Collected data:

** START **

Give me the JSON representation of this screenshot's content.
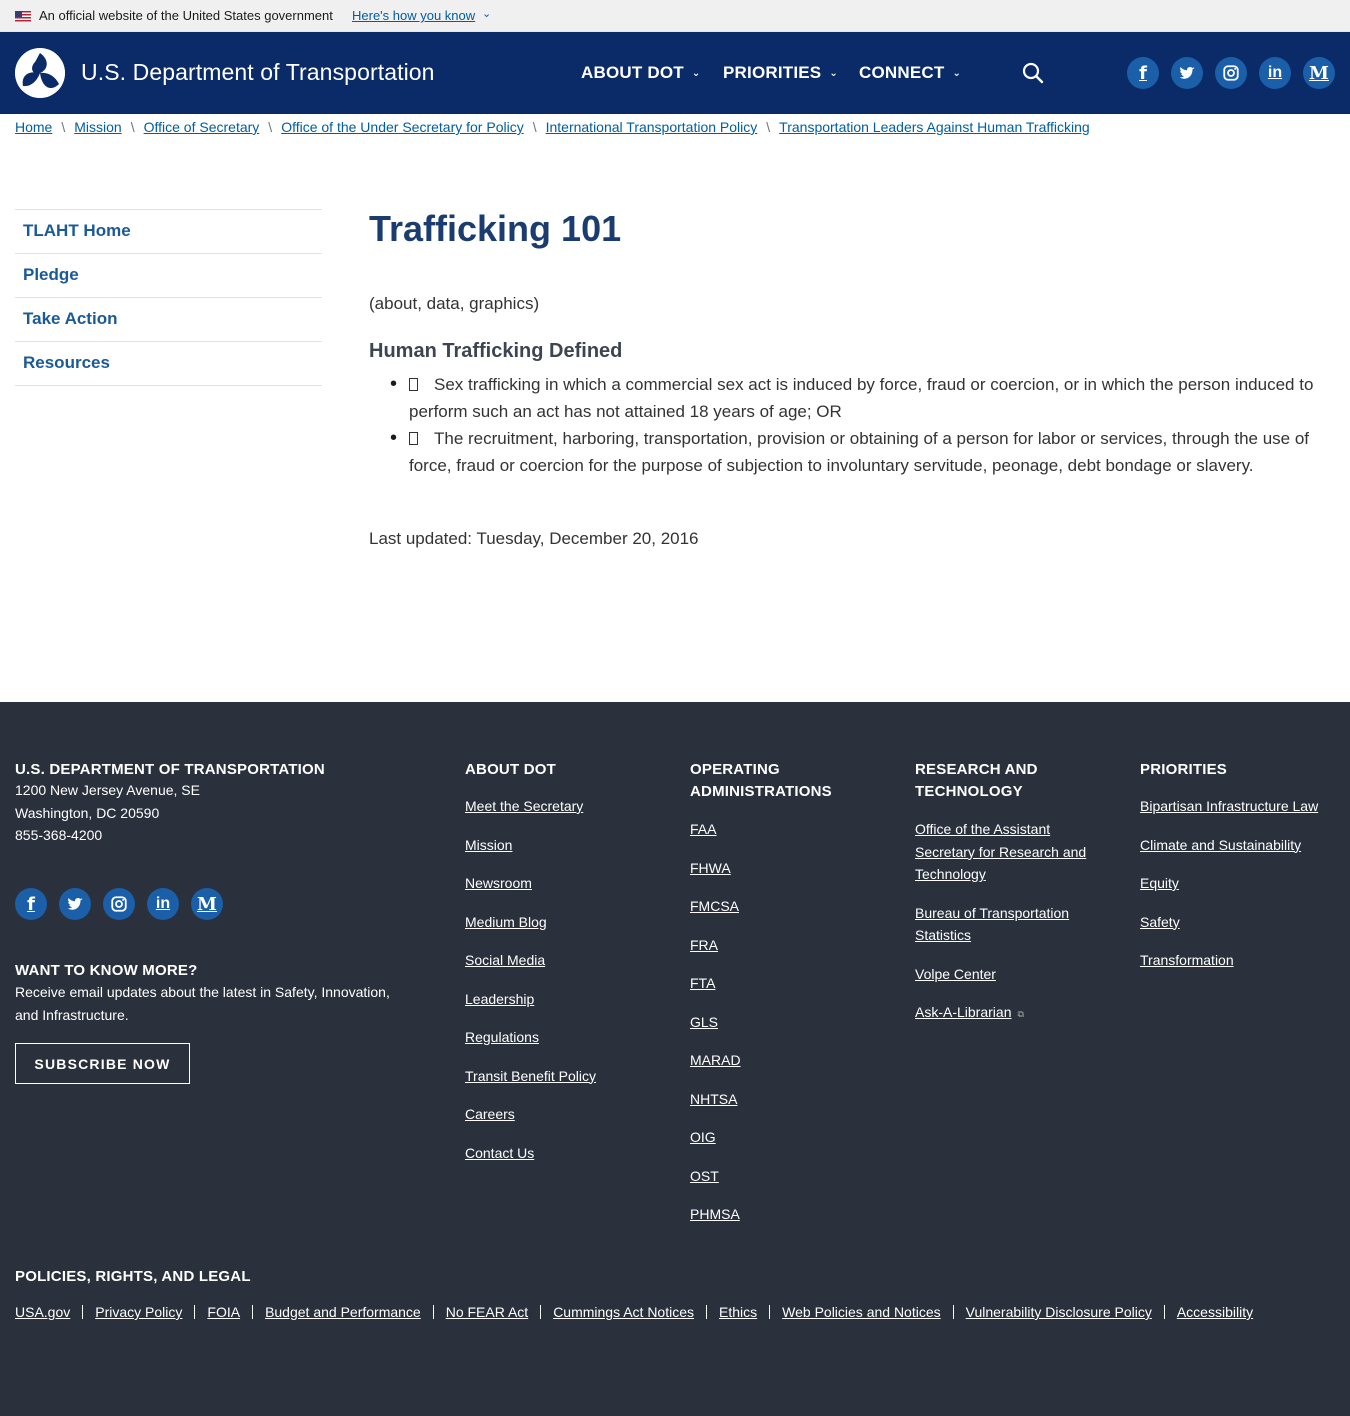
{
  "gov_banner": {
    "official_text": "An official website of the United States government",
    "how_link": "Here's how you know",
    "chevron": "⌄"
  },
  "header": {
    "site_title": "U.S. Department of Transportation",
    "nav": [
      {
        "label": "ABOUT DOT",
        "chevron": "⌄"
      },
      {
        "label": "PRIORITIES",
        "chevron": "⌄"
      },
      {
        "label": "CONNECT",
        "chevron": "⌄"
      }
    ],
    "social_icons": [
      "facebook-icon",
      "twitter-icon",
      "instagram-icon",
      "linkedin-icon",
      "medium-icon"
    ],
    "social_glyphs": {
      "facebook": "f",
      "linkedin": "in",
      "medium": "M"
    }
  },
  "breadcrumb": {
    "items": [
      "Home",
      "Mission",
      "Office of Secretary",
      "Office of the Under Secretary for Policy",
      "International Transportation Policy",
      "Transportation Leaders Against Human Trafficking"
    ],
    "separator": "\\"
  },
  "sidenav": {
    "items": [
      "TLAHT Home",
      "Pledge",
      "Take Action",
      "Resources"
    ]
  },
  "main": {
    "title": "Trafficking 101",
    "intro": "(about, data, graphics)",
    "section_heading": "Human Trafficking Defined",
    "definitions": [
      "Sex trafficking in which a commercial sex act is induced by force, fraud or coercion, or in which the person induced to perform such an act has not attained 18 years of age; OR",
      "The recruitment, harboring, transportation, provision or obtaining of a person for labor or services, through the use of force, fraud or coercion for the purpose of subjection to involuntary servitude, peonage, debt bondage or slavery."
    ],
    "last_updated": "Last updated: Tuesday, December 20, 2016"
  },
  "footer": {
    "dot": {
      "heading": "U.S. DEPARTMENT OF TRANSPORTATION",
      "address1": "1200 New Jersey Avenue, SE",
      "address2": "Washington, DC 20590",
      "phone": "855-368-4200"
    },
    "want_more": {
      "heading": "WANT TO KNOW MORE?",
      "text": "Receive email updates about the latest in Safety, Innovation, and Infrastructure.",
      "button": "SUBSCRIBE NOW"
    },
    "about": {
      "heading": "ABOUT DOT",
      "links": [
        "Meet the Secretary",
        "Mission",
        "Newsroom",
        "Medium Blog",
        "Social Media",
        "Leadership",
        "Regulations",
        "Transit Benefit Policy",
        "Careers",
        "Contact Us"
      ]
    },
    "operating": {
      "heading": "OPERATING ADMINISTRATIONS",
      "links": [
        "FAA",
        "FHWA",
        "FMCSA",
        "FRA",
        "FTA",
        "GLS",
        "MARAD",
        "NHTSA",
        "OIG",
        "OST",
        "PHMSA"
      ]
    },
    "research": {
      "heading": "RESEARCH AND TECHNOLOGY",
      "links": [
        "Office of the Assistant Secretary for Research and Technology",
        "Bureau of Transportation Statistics",
        "Volpe Center",
        "Ask-A-Librarian"
      ]
    },
    "priorities": {
      "heading": "PRIORITIES",
      "links": [
        "Bipartisan Infrastructure Law",
        "Climate and Sustainability",
        "Equity",
        "Safety",
        "Transformation"
      ]
    },
    "legal": {
      "heading": "POLICIES, RIGHTS, AND LEGAL",
      "links": [
        "USA.gov",
        "Privacy Policy",
        "FOIA",
        "Budget and Performance",
        "No FEAR Act",
        "Cummings Act Notices",
        "Ethics",
        "Web Policies and Notices",
        "Vulnerability Disclosure Policy",
        "Accessibility"
      ]
    }
  },
  "colors": {
    "header_bg": "#0b2b68",
    "link": "#005ea2",
    "title": "#1a3c6e",
    "footer_bg": "#2a303c",
    "social_bg": "#1a5fa8"
  }
}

** END **

■ **Work instructions**: Strip out the pictures and quote the remaining data word for word.

■ **Expected answer**:
Give me the JSON representation of this screenshot's content.
{
  "gov_banner": {
    "official_text": "An official website of the United States government",
    "how_link": "Here's how you know",
    "chevron": "⌄"
  },
  "header": {
    "site_title": "U.S. Department of Transportation",
    "nav": [
      {
        "label": "ABOUT DOT",
        "chevron": "⌄"
      },
      {
        "label": "PRIORITIES",
        "chevron": "⌄"
      },
      {
        "label": "CONNECT",
        "chevron": "⌄"
      }
    ],
    "social_icons": [
      "facebook-icon",
      "twitter-icon",
      "instagram-icon",
      "linkedin-icon",
      "medium-icon"
    ],
    "social_glyphs": {
      "facebook": "f",
      "linkedin": "in",
      "medium": "M"
    }
  },
  "breadcrumb": {
    "items": [
      "Home",
      "Mission",
      "Office of Secretary",
      "Office of the Under Secretary for Policy",
      "International Transportation Policy",
      "Transportation Leaders Against Human Trafficking"
    ],
    "separator": "\\"
  },
  "sidenav": {
    "items": [
      "TLAHT Home",
      "Pledge",
      "Take Action",
      "Resources"
    ]
  },
  "main": {
    "title": "Trafficking 101",
    "intro": "(about, data, graphics)",
    "section_heading": "Human Trafficking Defined",
    "definitions": [
      "Sex trafficking in which a commercial sex act is induced by force, fraud or coercion, or in which the person induced to perform such an act has not attained 18 years of age; OR",
      "The recruitment, harboring, transportation, provision or obtaining of a person for labor or services, through the use of force, fraud or coercion for the purpose of subjection to involuntary servitude, peonage, debt bondage or slavery."
    ],
    "last_updated": "Last updated: Tuesday, December 20, 2016"
  },
  "footer": {
    "dot": {
      "heading": "U.S. DEPARTMENT OF TRANSPORTATION",
      "address1": "1200 New Jersey Avenue, SE",
      "address2": "Washington, DC 20590",
      "phone": "855-368-4200"
    },
    "want_more": {
      "heading": "WANT TO KNOW MORE?",
      "text": "Receive email updates about the latest in Safety, Innovation, and Infrastructure.",
      "button": "SUBSCRIBE NOW"
    },
    "about": {
      "heading": "ABOUT DOT",
      "links": [
        "Meet the Secretary",
        "Mission",
        "Newsroom",
        "Medium Blog",
        "Social Media",
        "Leadership",
        "Regulations",
        "Transit Benefit Policy",
        "Careers",
        "Contact Us"
      ]
    },
    "operating": {
      "heading": "OPERATING ADMINISTRATIONS",
      "links": [
        "FAA",
        "FHWA",
        "FMCSA",
        "FRA",
        "FTA",
        "GLS",
        "MARAD",
        "NHTSA",
        "OIG",
        "OST",
        "PHMSA"
      ]
    },
    "research": {
      "heading": "RESEARCH AND TECHNOLOGY",
      "links": [
        "Office of the Assistant Secretary for Research and Technology",
        "Bureau of Transportation Statistics",
        "Volpe Center",
        "Ask-A-Librarian"
      ]
    },
    "priorities": {
      "heading": "PRIORITIES",
      "links": [
        "Bipartisan Infrastructure Law",
        "Climate and Sustainability",
        "Equity",
        "Safety",
        "Transformation"
      ]
    },
    "legal": {
      "heading": "POLICIES, RIGHTS, AND LEGAL",
      "links": [
        "USA.gov",
        "Privacy Policy",
        "FOIA",
        "Budget and Performance",
        "No FEAR Act",
        "Cummings Act Notices",
        "Ethics",
        "Web Policies and Notices",
        "Vulnerability Disclosure Policy",
        "Accessibility"
      ]
    }
  },
  "colors": {
    "header_bg": "#0b2b68",
    "link": "#005ea2",
    "title": "#1a3c6e",
    "footer_bg": "#2a303c",
    "social_bg": "#1a5fa8"
  }
}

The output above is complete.